**Directions for this task:** In the data that follows, count the lines where "then" appears, and write only the number.

**Data in this exercise:**
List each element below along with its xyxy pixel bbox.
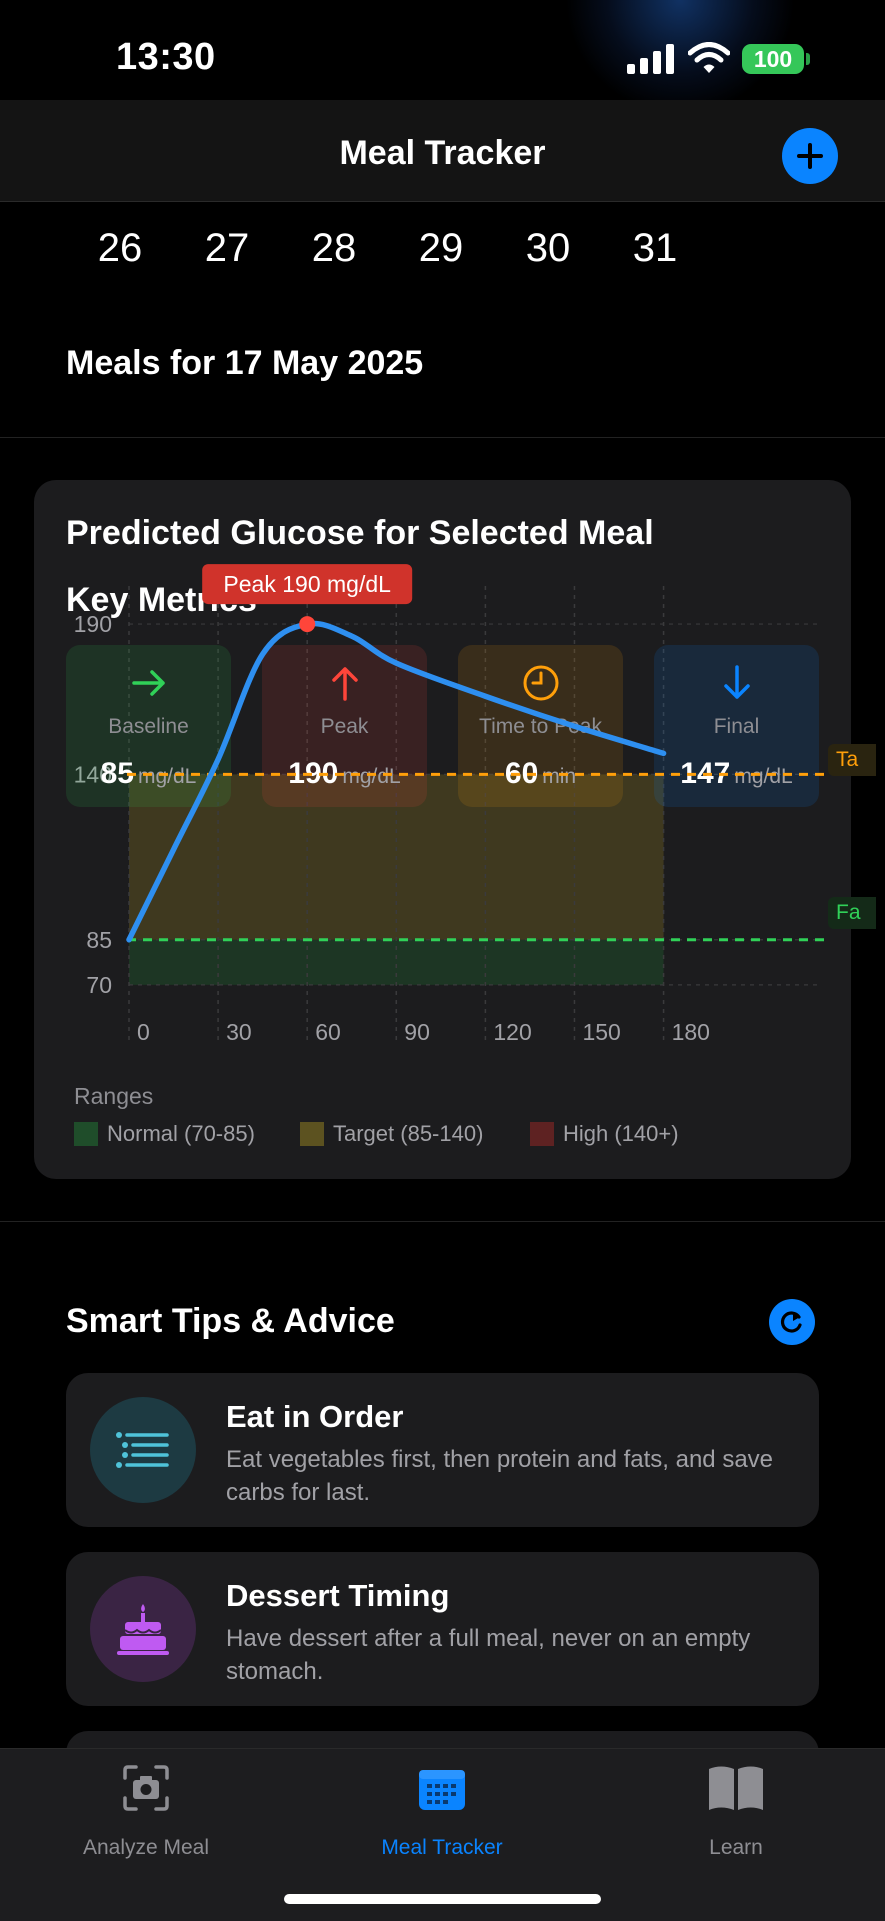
tip-title: Dessert Timing bbox=[226, 1578, 450, 1613]
tip-body: Eat vegetables first, then protein and f… bbox=[226, 1446, 774, 1506]
book-icon bbox=[646, 1764, 826, 1824]
legend-label: High (140+) bbox=[563, 1121, 679, 1146]
list-order-icon bbox=[90, 1397, 196, 1503]
tip-card[interactable]: Eat in Order Eat vegetables first, then … bbox=[66, 1373, 819, 1527]
legend-item-target: Target (85-140) bbox=[300, 1120, 483, 1148]
calendar-icon bbox=[352, 1764, 532, 1824]
tip-body: Have dessert after a full meal, never on… bbox=[226, 1625, 751, 1685]
legend-label: Normal (70-85) bbox=[107, 1121, 255, 1146]
tab-label: Analyze Meal bbox=[82, 1836, 210, 1859]
tips-heading: Smart Tips & Advice bbox=[66, 1302, 395, 1340]
divider bbox=[0, 1221, 885, 1222]
tab-label: Meal Tracker bbox=[381, 1836, 503, 1859]
cake-icon bbox=[90, 1576, 196, 1682]
tip-card[interactable]: Dessert Timing Have dessert after a full… bbox=[66, 1552, 819, 1706]
peak-callout-label: Peak 190 mg/dL bbox=[223, 571, 391, 597]
legend-swatch bbox=[300, 1122, 324, 1146]
target-line-label: Ta bbox=[828, 744, 876, 776]
glucose-chart-overlay: Peak 190 mg/dL bbox=[126, 564, 828, 943]
legend-swatch bbox=[74, 1122, 98, 1146]
refresh-icon bbox=[780, 1311, 802, 1333]
camera-icon bbox=[56, 1764, 236, 1824]
fasting-line-label: Fa bbox=[828, 897, 876, 929]
tab-label: Learn bbox=[709, 1836, 763, 1859]
legend-item-high: High (140+) bbox=[530, 1120, 679, 1148]
legend-label: Target (85-140) bbox=[333, 1121, 484, 1146]
glucose-series-line bbox=[126, 620, 667, 943]
refresh-tips-button[interactable] bbox=[769, 1299, 815, 1345]
tip-title: Eat in Order bbox=[226, 1399, 404, 1434]
ranges-label: Ranges bbox=[74, 1083, 154, 1109]
legend-swatch bbox=[530, 1122, 554, 1146]
peak-point bbox=[299, 616, 316, 633]
legend-item-normal: Normal (70-85) bbox=[74, 1120, 255, 1148]
home-indicator bbox=[284, 1894, 601, 1904]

**Completed exercise:** 2